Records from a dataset
____________________

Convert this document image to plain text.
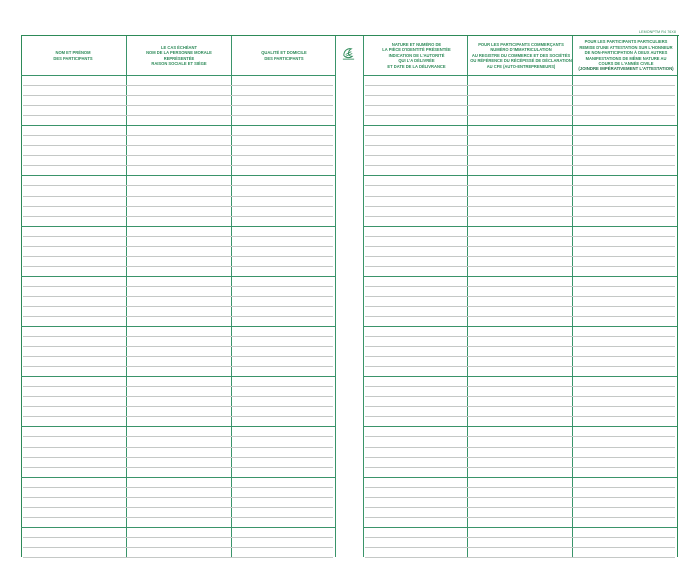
LEMONPTM R4 76X8
NOM ET PRÉNOM
DES PARTICIPANTS
LE CAS ÉCHÉANT
NOM DE LA PERSONNE MORALE
REPRÉSENTÉE
RAISON SOCIALE ET SIÈGE
QUALITÉ ET DOMICILE
DES PARTICIPANTS
NATURE ET NUMÉRO DE
LA PIÈCE D'IDENTITÉ PRÉSENTÉE
INDICATION DE L'AUTORITÉ
QUI L'A DÉLIVRÉE
ET DATE DE LA DÉLIVRANCE
POUR LES PARTICIPANTS COMMERÇANTS
NUMÉRO D'IMMATRICULATION
AU REGISTRE DU COMMERCE ET DES SOCIÉTÉS
OU RÉFÉRENCE DU RÉCÉPISSÉ DE DÉCLARATION
AU CFE (AUTO-ENTREPRENEURS)
POUR LES PARTICIPANTS PARTICULIERS
REMISE D'UNE ATTESTATION SUR L'HONNEUR
DE NON-PARTICIPATION À DEUX AUTRES
MANIFESTATIONS DE MÊME NATURE AU
COURS DE L'ANNÉE CIVILE
(JOINDRE IMPÉRATIVEMENT L'ATTESTATION)
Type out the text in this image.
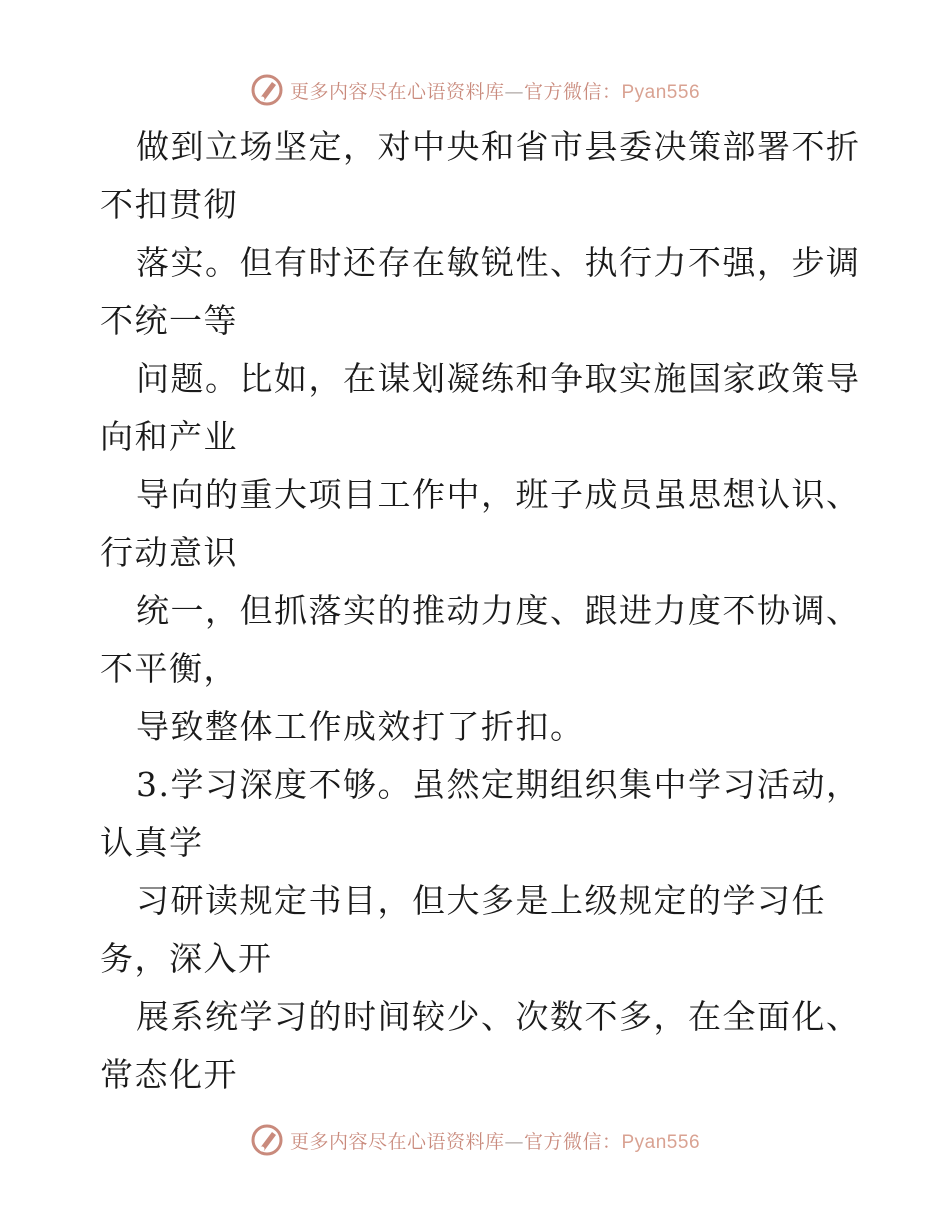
更多内容尽在心语资料库—官方微信：Pyan556
做到立场坚定，对中央和省市县委决策部署不折
不扣贯彻
落实。但有时还存在敏锐性、执行力不强，步调
不统一等
问题。比如，在谋划凝练和争取实施国家政策导
向和产业
导向的重大项目工作中，班子成员虽思想认识、
行动意识
统一，但抓落实的推动力度、跟进力度不协调、
不平衡，
导致整体工作成效打了折扣。
3.学习深度不够。虽然定期组织集中学习活动，
认真学
习研读规定书目，但大多是上级规定的学习任
务，深入开
展系统学习的时间较少、次数不多，在全面化、
常态化开
更多内容尽在心语资料库—官方微信：Pyan556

____________________

◆ **STATED TASK**: Take the lines from the one that contains "Type out the text in this image." down to the last line of the listing above, both included, and set them down exactly, leaving out pictures.

◆ **THE REPLY**:
Type out the text in this image.
更多内容尽在心语资料库—官方微信：Pyan556
做到立场坚定，对中央和省市县委决策部署不折
不扣贯彻
落实。但有时还存在敏锐性、执行力不强，步调
不统一等
问题。比如，在谋划凝练和争取实施国家政策导
向和产业
导向的重大项目工作中，班子成员虽思想认识、
行动意识
统一，但抓落实的推动力度、跟进力度不协调、
不平衡，
导致整体工作成效打了折扣。
3.学习深度不够。虽然定期组织集中学习活动，
认真学
习研读规定书目，但大多是上级规定的学习任
务，深入开
展系统学习的时间较少、次数不多，在全面化、
常态化开
更多内容尽在心语资料库—官方微信：Pyan556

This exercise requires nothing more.